[BEGIN Material provided]
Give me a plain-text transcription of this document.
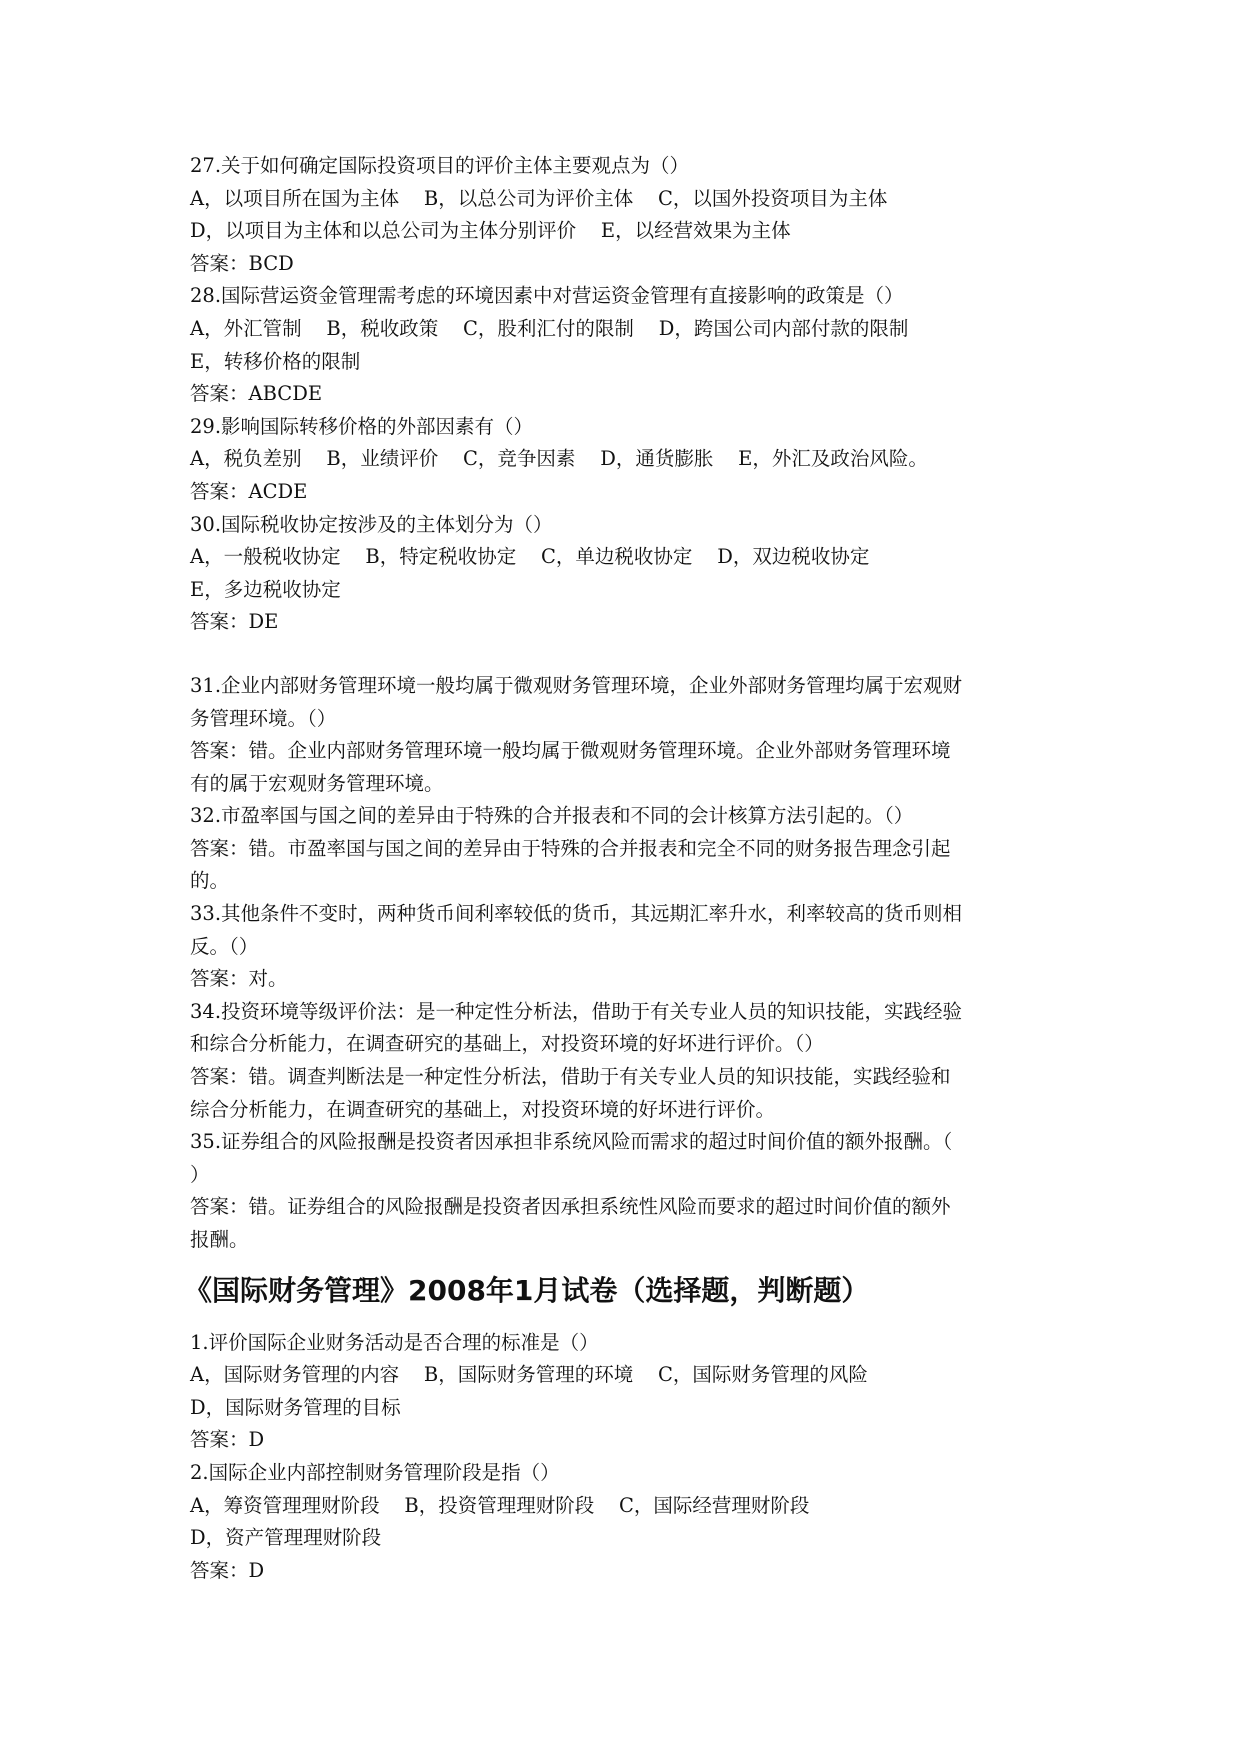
27.关于如何确定国际投资项目的评价主体主要观点为（）
A，以项目所在国为主体    B，以总公司为评价主体    C，以国外投资项目为主体
D，以项目为主体和以总公司为主体分别评价    E，以经营效果为主体
答案：BCD
28.国际营运资金管理需考虑的环境因素中对营运资金管理有直接影响的政策是（）
A，外汇管制    B，税收政策    C，股利汇付的限制    D，跨国公司内部付款的限制
E，转移价格的限制
答案：ABCDE
29.影响国际转移价格的外部因素有（）
A，税负差别    B，业绩评价    C，竞争因素    D，通货膨胀    E，外汇及政治风险。
答案：ACDE
30.国际税收协定按涉及的主体划分为（）
A，一般税收协定    B，特定税收协定    C，单边税收协定    D，双边税收协定
E，多边税收协定
答案：DE
31.企业内部财务管理环境一般均属于微观财务管理环境，企业外部财务管理均属于宏观财
务管理环境。（）
答案：错。企业内部财务管理环境一般均属于微观财务管理环境。企业外部财务管理环境
有的属于宏观财务管理环境。
32.市盈率国与国之间的差异由于特殊的合并报表和不同的会计核算方法引起的。（）
答案：错。市盈率国与国之间的差异由于特殊的合并报表和完全不同的财务报告理念引起
的。
33.其他条件不变时，两种货币间利率较低的货币，其远期汇率升水，利率较高的货币则相
反。（）
答案：对。
34.投资环境等级评价法：是一种定性分析法，借助于有关专业人员的知识技能，实践经验
和综合分析能力，在调查研究的基础上，对投资环境的好坏进行评价。（）
答案：错。调查判断法是一种定性分析法，借助于有关专业人员的知识技能，实践经验和
综合分析能力，在调查研究的基础上，对投资环境的好坏进行评价。
35.证券组合的风险报酬是投资者因承担非系统风险而需求的超过时间价值的额外报酬。（
）
答案：错。证券组合的风险报酬是投资者因承担系统性风险而要求的超过时间价值的额外
报酬。
《国际财务管理》2008年1月试卷（选择题，判断题）
1.评价国际企业财务活动是否合理的标准是（）
A，国际财务管理的内容    B，国际财务管理的环境    C，国际财务管理的风险
D，国际财务管理的目标
答案：D
2.国际企业内部控制财务管理阶段是指（）
A，筹资管理理财阶段    B，投资管理理财阶段    C，国际经营理财阶段
D，资产管理理财阶段
答案：D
[END Material provided]
**Problem details:**
Count every line in the preceding entries where the string "在调查研究的基础上" appears, then state only the total.

**Worked answer:**
2